What to do
Switch "screenshot" to "screen capture" in the listing lines from the one holding "Decompose this screenshot" through the one holding "close-icon[interactable]: × (818, 295, 834, 313)", inclusive, and write those lines out again with everything else unchanged. Leave the pictures out of your answer.

Dataset records
++++

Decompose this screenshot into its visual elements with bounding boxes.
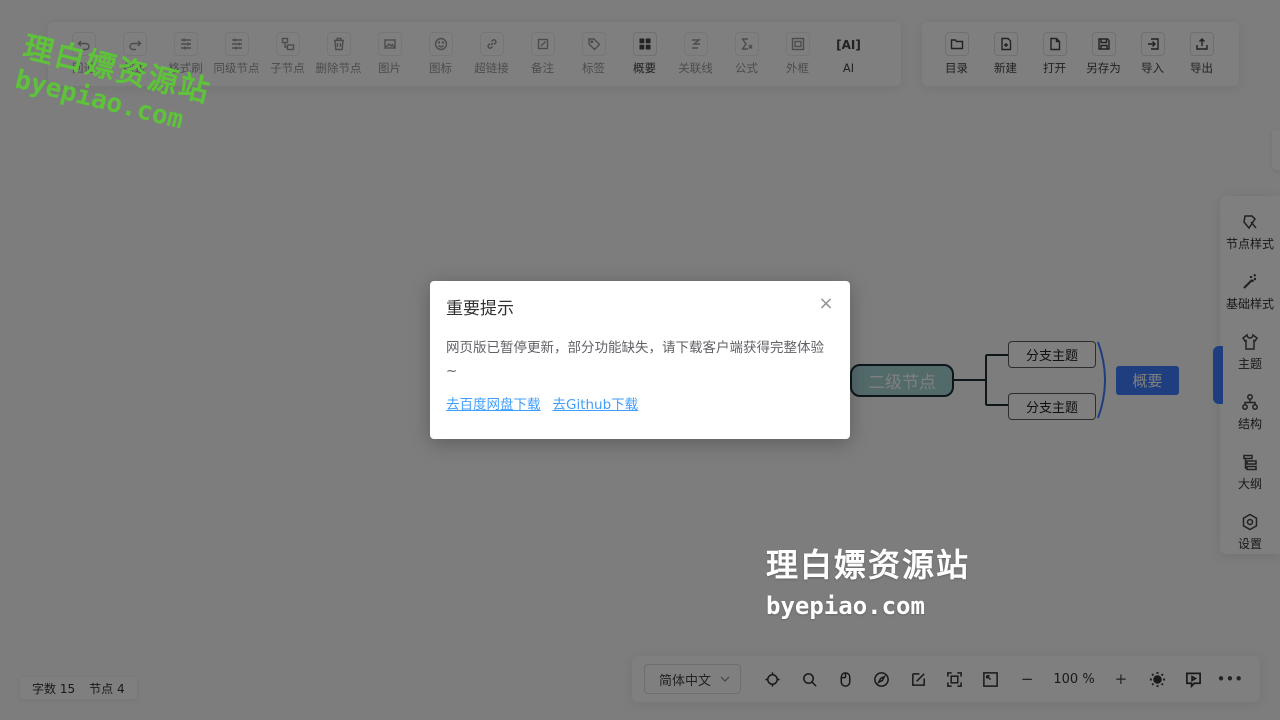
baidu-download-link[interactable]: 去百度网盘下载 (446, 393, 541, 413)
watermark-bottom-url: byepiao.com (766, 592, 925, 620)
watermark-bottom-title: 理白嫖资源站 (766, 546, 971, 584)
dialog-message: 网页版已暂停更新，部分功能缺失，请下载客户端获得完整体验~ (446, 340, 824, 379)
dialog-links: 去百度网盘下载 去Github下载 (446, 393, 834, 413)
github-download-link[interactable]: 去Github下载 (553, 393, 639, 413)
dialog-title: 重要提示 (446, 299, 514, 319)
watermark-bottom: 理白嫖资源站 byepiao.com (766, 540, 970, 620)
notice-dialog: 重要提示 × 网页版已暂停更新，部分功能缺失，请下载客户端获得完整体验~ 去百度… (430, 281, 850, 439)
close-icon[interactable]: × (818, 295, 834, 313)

++++

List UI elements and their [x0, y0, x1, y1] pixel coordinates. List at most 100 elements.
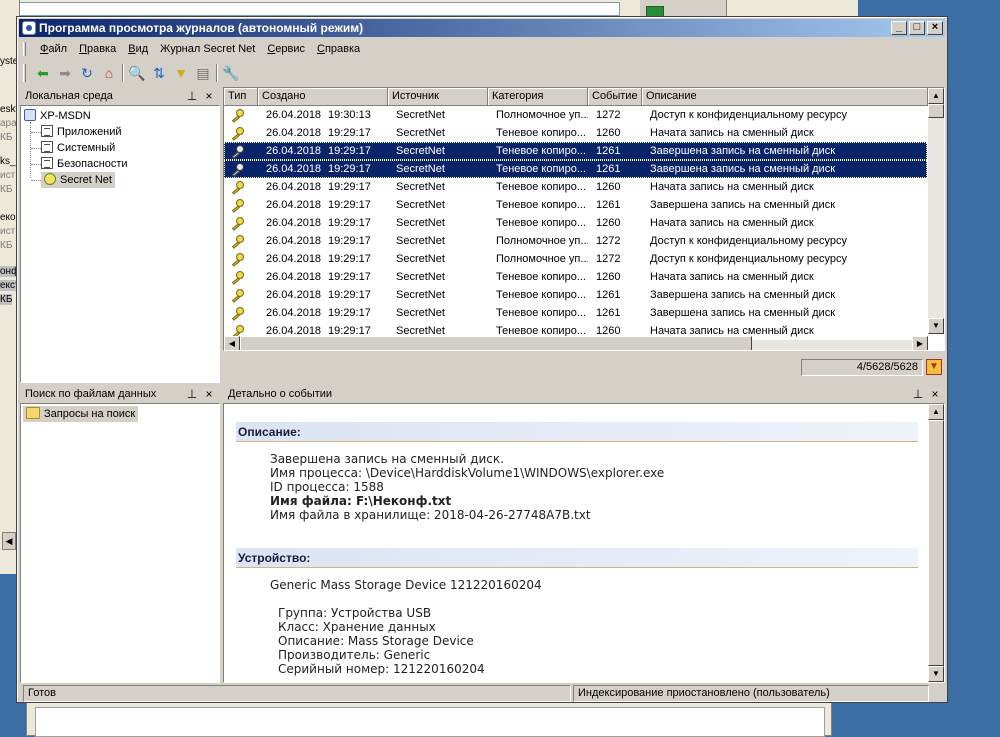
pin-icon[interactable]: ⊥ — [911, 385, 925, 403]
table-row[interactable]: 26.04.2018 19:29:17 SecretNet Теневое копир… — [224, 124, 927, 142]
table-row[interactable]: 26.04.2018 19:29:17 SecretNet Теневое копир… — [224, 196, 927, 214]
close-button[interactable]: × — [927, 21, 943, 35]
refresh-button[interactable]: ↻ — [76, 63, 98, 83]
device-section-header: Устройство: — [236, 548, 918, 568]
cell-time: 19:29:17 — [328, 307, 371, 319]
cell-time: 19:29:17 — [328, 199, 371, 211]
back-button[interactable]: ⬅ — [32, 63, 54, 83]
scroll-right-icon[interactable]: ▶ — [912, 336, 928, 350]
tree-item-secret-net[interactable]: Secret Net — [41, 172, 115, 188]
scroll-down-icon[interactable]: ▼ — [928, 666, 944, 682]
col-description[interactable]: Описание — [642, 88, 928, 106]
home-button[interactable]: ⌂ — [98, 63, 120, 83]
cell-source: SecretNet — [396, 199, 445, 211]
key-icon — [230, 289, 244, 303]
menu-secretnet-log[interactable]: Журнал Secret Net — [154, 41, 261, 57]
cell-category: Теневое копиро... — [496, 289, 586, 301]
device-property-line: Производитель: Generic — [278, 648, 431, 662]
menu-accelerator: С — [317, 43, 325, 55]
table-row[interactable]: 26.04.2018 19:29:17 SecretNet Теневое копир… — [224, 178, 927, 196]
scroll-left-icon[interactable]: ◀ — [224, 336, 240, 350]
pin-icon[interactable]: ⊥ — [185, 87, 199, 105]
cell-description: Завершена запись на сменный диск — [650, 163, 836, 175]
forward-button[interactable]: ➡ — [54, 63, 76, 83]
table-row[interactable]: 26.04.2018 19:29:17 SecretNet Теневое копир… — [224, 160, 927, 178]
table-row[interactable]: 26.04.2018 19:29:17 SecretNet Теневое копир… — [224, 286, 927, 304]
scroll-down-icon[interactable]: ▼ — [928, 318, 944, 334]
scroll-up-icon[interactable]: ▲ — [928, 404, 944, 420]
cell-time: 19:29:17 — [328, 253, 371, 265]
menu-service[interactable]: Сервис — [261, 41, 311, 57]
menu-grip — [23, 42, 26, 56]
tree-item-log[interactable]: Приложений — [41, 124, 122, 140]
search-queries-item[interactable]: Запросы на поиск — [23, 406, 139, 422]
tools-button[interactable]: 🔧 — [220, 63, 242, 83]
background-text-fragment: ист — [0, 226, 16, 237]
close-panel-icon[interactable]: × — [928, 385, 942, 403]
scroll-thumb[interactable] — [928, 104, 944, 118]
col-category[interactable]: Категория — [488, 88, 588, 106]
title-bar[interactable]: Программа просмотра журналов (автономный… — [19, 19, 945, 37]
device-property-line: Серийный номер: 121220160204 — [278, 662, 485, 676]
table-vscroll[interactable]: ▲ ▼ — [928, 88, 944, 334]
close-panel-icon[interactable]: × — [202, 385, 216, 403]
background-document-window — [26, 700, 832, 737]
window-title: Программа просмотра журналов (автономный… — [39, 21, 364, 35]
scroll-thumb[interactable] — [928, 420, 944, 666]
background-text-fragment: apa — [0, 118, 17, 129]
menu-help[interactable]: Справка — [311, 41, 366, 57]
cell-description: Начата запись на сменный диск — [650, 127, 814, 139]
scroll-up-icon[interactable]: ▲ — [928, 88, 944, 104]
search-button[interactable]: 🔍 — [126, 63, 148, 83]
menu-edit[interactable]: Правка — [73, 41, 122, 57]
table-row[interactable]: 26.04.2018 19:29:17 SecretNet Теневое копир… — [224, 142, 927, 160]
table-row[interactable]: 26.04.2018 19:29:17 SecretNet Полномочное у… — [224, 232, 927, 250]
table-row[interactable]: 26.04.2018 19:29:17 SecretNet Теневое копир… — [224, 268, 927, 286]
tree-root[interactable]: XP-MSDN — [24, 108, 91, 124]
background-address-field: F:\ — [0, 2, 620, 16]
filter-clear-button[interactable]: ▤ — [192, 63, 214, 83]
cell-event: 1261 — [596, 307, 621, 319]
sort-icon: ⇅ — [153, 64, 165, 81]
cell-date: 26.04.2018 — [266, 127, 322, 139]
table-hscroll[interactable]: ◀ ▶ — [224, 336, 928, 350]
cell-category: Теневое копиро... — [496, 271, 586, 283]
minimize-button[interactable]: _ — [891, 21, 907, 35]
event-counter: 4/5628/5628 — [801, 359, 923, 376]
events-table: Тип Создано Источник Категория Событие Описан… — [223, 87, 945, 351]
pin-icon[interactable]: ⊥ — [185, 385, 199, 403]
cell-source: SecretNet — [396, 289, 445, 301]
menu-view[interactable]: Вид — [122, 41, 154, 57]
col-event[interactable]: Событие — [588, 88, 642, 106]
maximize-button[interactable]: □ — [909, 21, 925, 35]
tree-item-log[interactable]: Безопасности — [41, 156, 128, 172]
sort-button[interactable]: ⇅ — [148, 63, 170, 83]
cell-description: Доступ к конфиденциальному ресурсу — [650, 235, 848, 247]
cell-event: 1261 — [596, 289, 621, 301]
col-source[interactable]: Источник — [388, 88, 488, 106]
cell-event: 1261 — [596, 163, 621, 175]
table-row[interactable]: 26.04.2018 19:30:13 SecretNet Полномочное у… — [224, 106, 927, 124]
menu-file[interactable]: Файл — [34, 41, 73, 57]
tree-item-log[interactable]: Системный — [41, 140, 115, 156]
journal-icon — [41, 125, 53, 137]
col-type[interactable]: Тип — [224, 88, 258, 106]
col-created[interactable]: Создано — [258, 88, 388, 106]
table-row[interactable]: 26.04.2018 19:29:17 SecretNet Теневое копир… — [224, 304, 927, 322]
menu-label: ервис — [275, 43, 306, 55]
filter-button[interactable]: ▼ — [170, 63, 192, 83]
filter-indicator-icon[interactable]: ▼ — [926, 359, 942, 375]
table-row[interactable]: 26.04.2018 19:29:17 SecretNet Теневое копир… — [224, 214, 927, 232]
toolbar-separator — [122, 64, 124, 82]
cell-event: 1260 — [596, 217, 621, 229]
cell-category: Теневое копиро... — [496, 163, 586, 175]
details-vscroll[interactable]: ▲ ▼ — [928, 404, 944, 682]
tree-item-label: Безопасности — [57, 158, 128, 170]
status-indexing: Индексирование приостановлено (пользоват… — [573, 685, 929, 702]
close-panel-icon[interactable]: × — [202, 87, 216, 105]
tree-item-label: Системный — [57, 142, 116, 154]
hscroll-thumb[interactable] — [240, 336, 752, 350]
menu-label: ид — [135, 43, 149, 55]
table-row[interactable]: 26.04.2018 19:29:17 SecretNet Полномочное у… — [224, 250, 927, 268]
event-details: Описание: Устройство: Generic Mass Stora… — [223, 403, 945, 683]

++++

Answer to this task
Decompose this screen capture into its visual elements with bounding boxes.
baidu-download-link[interactable]: 去百度网盘下载 (446, 393, 541, 413)
watermark-bottom-url: byepiao.com (766, 592, 925, 620)
watermark-bottom-title: 理白嫖资源站 (766, 546, 971, 584)
dialog-message: 网页版已暂停更新，部分功能缺失，请下载客户端获得完整体验~ (446, 340, 824, 379)
dialog-links: 去百度网盘下载 去Github下载 (446, 393, 834, 413)
github-download-link[interactable]: 去Github下载 (553, 393, 639, 413)
dialog-title: 重要提示 (446, 299, 514, 319)
watermark-bottom: 理白嫖资源站 byepiao.com (766, 540, 970, 620)
notice-dialog: 重要提示 × 网页版已暂停更新，部分功能缺失，请下载客户端获得完整体验~ 去百度… (430, 281, 850, 439)
close-icon[interactable]: × (818, 295, 834, 313)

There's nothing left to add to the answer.